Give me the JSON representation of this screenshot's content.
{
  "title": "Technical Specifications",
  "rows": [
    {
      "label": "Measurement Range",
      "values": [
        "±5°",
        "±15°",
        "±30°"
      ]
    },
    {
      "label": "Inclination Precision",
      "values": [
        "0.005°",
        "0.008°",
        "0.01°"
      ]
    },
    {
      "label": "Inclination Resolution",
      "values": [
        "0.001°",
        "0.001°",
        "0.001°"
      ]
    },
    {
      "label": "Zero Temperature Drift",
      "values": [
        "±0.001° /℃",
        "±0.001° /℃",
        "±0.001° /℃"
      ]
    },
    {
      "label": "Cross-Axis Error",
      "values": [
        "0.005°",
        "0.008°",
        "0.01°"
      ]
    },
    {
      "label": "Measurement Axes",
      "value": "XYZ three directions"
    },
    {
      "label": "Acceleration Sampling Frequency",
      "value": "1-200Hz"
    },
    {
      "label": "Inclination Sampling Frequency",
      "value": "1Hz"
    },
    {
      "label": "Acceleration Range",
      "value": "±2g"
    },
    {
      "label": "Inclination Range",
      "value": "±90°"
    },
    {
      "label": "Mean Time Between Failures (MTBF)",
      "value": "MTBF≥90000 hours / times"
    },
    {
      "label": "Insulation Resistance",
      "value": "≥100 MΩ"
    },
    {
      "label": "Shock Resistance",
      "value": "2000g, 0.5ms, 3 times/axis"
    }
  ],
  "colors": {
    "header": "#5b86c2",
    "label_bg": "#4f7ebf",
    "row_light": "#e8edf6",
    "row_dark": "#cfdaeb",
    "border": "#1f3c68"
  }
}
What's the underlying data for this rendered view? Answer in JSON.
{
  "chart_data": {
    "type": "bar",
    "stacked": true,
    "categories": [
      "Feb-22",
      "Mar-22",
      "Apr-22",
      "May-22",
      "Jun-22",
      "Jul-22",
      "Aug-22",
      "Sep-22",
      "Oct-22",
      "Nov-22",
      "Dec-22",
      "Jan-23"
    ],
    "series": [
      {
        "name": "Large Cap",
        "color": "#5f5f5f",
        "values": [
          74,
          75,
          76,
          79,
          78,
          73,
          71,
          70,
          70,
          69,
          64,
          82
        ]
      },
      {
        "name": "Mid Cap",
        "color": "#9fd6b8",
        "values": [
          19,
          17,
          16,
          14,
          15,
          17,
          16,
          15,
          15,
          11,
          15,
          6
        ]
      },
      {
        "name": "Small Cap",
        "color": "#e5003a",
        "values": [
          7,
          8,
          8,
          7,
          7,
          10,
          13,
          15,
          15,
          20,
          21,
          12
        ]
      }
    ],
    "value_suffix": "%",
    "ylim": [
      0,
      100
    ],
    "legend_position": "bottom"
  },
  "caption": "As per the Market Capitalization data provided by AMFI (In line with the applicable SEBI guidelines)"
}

☆ ☆ ☆ ☆ ☆ ☆ ☆

= REQUIRED WORK =
List each line holding the string "name".

= THE REPLY =
        "name": "Large Cap",
        "name": "Mid Cap",
        "name": "Small Cap",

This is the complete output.